[Data records]
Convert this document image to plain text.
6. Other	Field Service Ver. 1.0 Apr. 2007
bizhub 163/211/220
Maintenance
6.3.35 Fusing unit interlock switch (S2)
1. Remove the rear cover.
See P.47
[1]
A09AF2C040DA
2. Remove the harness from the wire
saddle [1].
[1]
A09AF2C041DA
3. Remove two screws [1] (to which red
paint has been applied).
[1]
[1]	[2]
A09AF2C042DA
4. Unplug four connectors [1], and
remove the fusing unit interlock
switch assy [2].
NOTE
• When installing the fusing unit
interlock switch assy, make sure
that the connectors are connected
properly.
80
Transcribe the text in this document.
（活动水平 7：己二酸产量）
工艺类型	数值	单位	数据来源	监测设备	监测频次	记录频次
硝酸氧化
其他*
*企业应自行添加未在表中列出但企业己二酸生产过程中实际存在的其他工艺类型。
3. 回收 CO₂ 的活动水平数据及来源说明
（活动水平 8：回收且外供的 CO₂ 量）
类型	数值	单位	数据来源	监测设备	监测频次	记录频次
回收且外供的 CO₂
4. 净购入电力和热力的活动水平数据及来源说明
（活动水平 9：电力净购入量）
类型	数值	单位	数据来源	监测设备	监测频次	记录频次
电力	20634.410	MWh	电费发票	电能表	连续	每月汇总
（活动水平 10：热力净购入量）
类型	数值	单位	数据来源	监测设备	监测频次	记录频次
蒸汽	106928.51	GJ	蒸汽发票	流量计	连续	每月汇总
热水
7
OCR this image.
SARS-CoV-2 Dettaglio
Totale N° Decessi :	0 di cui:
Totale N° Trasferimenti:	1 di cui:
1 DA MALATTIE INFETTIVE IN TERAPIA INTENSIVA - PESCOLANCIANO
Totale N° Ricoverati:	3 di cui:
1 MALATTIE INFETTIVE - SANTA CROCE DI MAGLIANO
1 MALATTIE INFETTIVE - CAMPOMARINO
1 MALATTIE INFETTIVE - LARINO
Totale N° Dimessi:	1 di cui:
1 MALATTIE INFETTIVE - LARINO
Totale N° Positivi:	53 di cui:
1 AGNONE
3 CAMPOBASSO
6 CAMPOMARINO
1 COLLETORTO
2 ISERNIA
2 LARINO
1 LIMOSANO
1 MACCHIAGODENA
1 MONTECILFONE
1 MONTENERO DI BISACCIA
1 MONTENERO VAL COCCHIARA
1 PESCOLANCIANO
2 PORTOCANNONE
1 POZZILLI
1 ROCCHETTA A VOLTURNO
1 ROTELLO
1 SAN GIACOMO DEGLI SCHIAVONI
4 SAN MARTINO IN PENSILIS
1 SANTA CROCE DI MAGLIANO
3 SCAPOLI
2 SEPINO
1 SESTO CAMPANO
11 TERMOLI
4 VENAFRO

> **Required task**
Return the listing above in its exact form.

> **Task output**
Convert this document image to plain text.
6. Other	Field Service Ver. 1.0 Apr. 2007
bizhub 163/211/220
Maintenance
6.3.35 Fusing unit interlock switch (S2)
1. Remove the rear cover.
See P.47
[1]
A09AF2C040DA
2. Remove the harness from the wire
saddle [1].
[1]
A09AF2C041DA
3. Remove two screws [1] (to which red
paint has been applied).
[1]
[1]	[2]
A09AF2C042DA
4. Unplug four connectors [1], and
remove the fusing unit interlock
switch assy [2].
NOTE
• When installing the fusing unit
interlock switch assy, make sure
that the connectors are connected
properly.
80
Transcribe the text in this document.
（活动水平 7：己二酸产量）
工艺类型	数值	单位	数据来源	监测设备	监测频次	记录频次
硝酸氧化
其他*
*企业应自行添加未在表中列出但企业己二酸生产过程中实际存在的其他工艺类型。
3. 回收 CO₂ 的活动水平数据及来源说明
（活动水平 8：回收且外供的 CO₂ 量）
类型	数值	单位	数据来源	监测设备	监测频次	记录频次
回收且外供的 CO₂
4. 净购入电力和热力的活动水平数据及来源说明
（活动水平 9：电力净购入量）
类型	数值	单位	数据来源	监测设备	监测频次	记录频次
电力	20634.410	MWh	电费发票	电能表	连续	每月汇总
（活动水平 10：热力净购入量）
类型	数值	单位	数据来源	监测设备	监测频次	记录频次
蒸汽	106928.51	GJ	蒸汽发票	流量计	连续	每月汇总
热水
7
OCR this image.
SARS-CoV-2 Dettaglio
Totale N° Decessi :	0 di cui:
Totale N° Trasferimenti:	1 di cui:
1 DA MALATTIE INFETTIVE IN TERAPIA INTENSIVA - PESCOLANCIANO
Totale N° Ricoverati:	3 di cui:
1 MALATTIE INFETTIVE - SANTA CROCE DI MAGLIANO
1 MALATTIE INFETTIVE - CAMPOMARINO
1 MALATTIE INFETTIVE - LARINO
Totale N° Dimessi:	1 di cui:
1 MALATTIE INFETTIVE - LARINO
Totale N° Positivi:	53 di cui:
1 AGNONE
3 CAMPOBASSO
6 CAMPOMARINO
1 COLLETORTO
2 ISERNIA
2 LARINO
1 LIMOSANO
1 MACCHIAGODENA
1 MONTECILFONE
1 MONTENERO DI BISACCIA
1 MONTENERO VAL COCCHIARA
1 PESCOLANCIANO
2 PORTOCANNONE
1 POZZILLI
1 ROCCHETTA A VOLTURNO
1 ROTELLO
1 SAN GIACOMO DEGLI SCHIAVONI
4 SAN MARTINO IN PENSILIS
1 SANTA CROCE DI MAGLIANO
3 SCAPOLI
2 SEPINO
1 SESTO CAMPANO
11 TERMOLI
4 VENAFRO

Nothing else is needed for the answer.